## SUPPLIED ENTRIES:
>> START

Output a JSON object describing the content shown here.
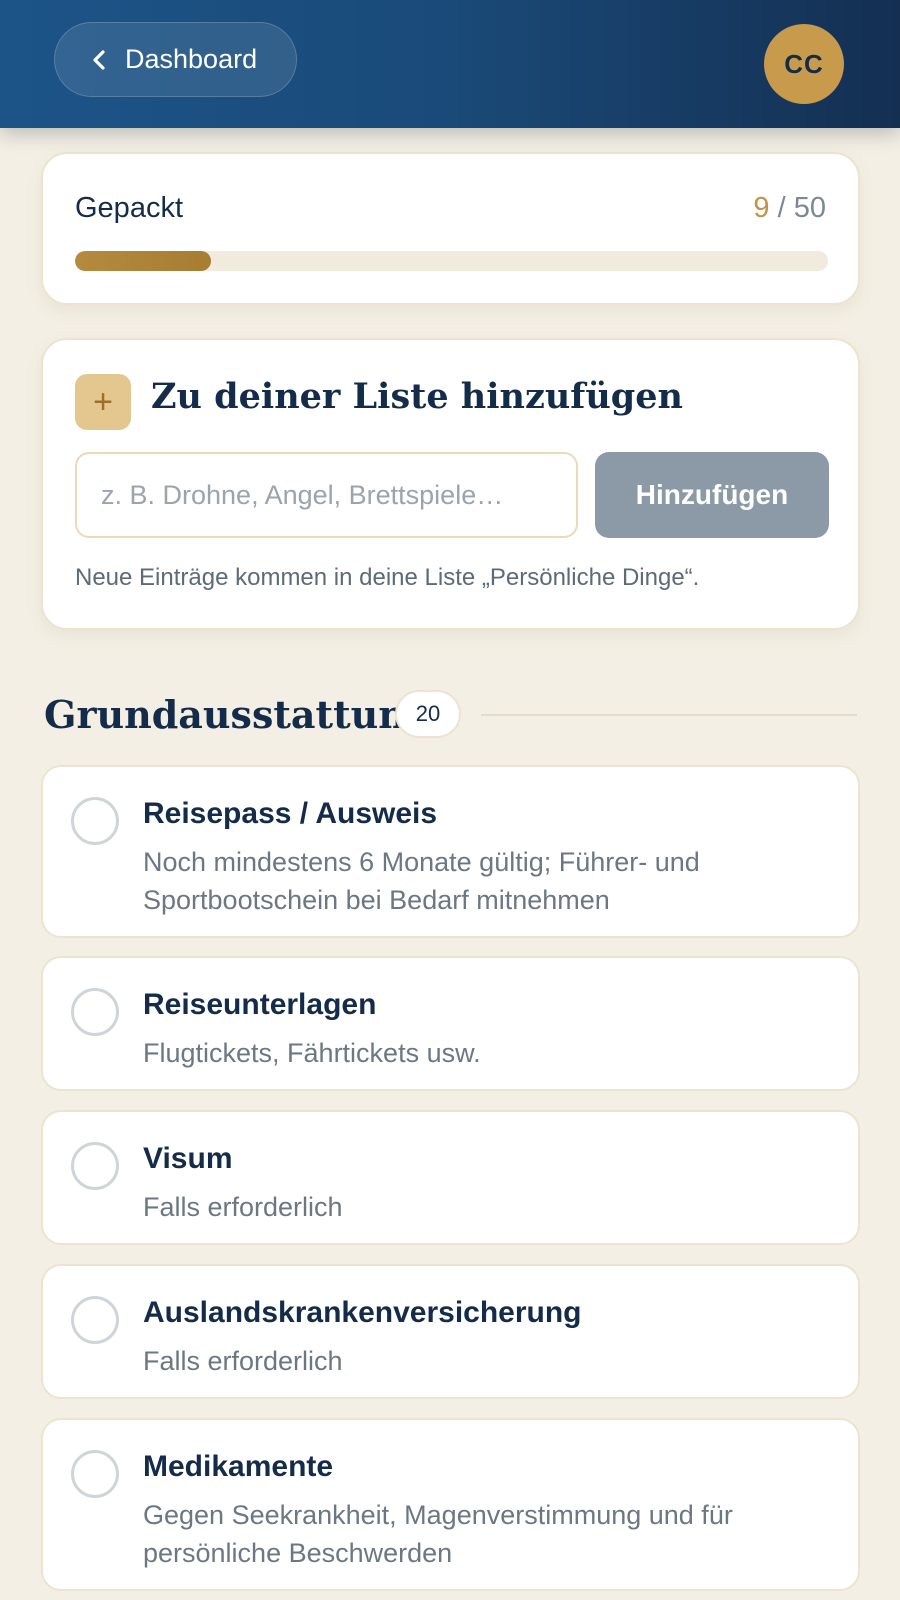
{
  "header": {
    "back_label": "Dashboard",
    "avatar_initials": "CC"
  },
  "progress": {
    "label": "Gepackt",
    "done": "9",
    "separator": " / ",
    "total": "50",
    "fraction": 0.18
  },
  "add_form": {
    "title": "Zu deiner Liste hinzufügen",
    "input_placeholder": "z. B. Drohne, Angel, Brettspiele…",
    "input_value": "",
    "button_label": "Hinzufügen",
    "hint": "Neue Einträge kommen in deine Liste „Persönliche Dinge“."
  },
  "section": {
    "title": "Grundausstattung",
    "count": "20",
    "items": [
      {
        "name": "Reisepass / Ausweis",
        "desc": "Noch mindestens 6 Monate gültig; Führer- und Sportbootschein bei Bedarf mitnehmen",
        "checked": false
      },
      {
        "name": "Reiseunterlagen",
        "desc": "Flugtickets, Fährtickets usw.",
        "checked": false
      },
      {
        "name": "Visum",
        "desc": "Falls erforderlich",
        "checked": false
      },
      {
        "name": "Auslandskrankenversicherung",
        "desc": "Falls erforderlich",
        "checked": false
      },
      {
        "name": "Medikamente",
        "desc": "Gegen Seekrankheit, Magenverstimmung und für persönliche Beschwerden",
        "checked": false
      }
    ]
  },
  "colors": {
    "header": "#1c5488",
    "accent_gold": "#c79a4c",
    "background": "#f4efe4",
    "button_disabled": "#8c99a7"
  },
  "icons": {
    "back": "chevron-left-icon",
    "add": "plus-icon",
    "checkbox": "circle-checkbox-icon"
  }
}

>> END

## EXERCISE REQUIREMENTS:
Write the listing above out again exactly, dropping each image.

## EXPECTED ANSWER:
Output a JSON object describing the content shown here.
{
  "header": {
    "back_label": "Dashboard",
    "avatar_initials": "CC"
  },
  "progress": {
    "label": "Gepackt",
    "done": "9",
    "separator": " / ",
    "total": "50",
    "fraction": 0.18
  },
  "add_form": {
    "title": "Zu deiner Liste hinzufügen",
    "input_placeholder": "z. B. Drohne, Angel, Brettspiele…",
    "input_value": "",
    "button_label": "Hinzufügen",
    "hint": "Neue Einträge kommen in deine Liste „Persönliche Dinge“."
  },
  "section": {
    "title": "Grundausstattung",
    "count": "20",
    "items": [
      {
        "name": "Reisepass / Ausweis",
        "desc": "Noch mindestens 6 Monate gültig; Führer- und Sportbootschein bei Bedarf mitnehmen",
        "checked": false
      },
      {
        "name": "Reiseunterlagen",
        "desc": "Flugtickets, Fährtickets usw.",
        "checked": false
      },
      {
        "name": "Visum",
        "desc": "Falls erforderlich",
        "checked": false
      },
      {
        "name": "Auslandskrankenversicherung",
        "desc": "Falls erforderlich",
        "checked": false
      },
      {
        "name": "Medikamente",
        "desc": "Gegen Seekrankheit, Magenverstimmung und für persönliche Beschwerden",
        "checked": false
      }
    ]
  },
  "colors": {
    "header": "#1c5488",
    "accent_gold": "#c79a4c",
    "background": "#f4efe4",
    "button_disabled": "#8c99a7"
  },
  "icons": {
    "back": "chevron-left-icon",
    "add": "plus-icon",
    "checkbox": "circle-checkbox-icon"
  }
}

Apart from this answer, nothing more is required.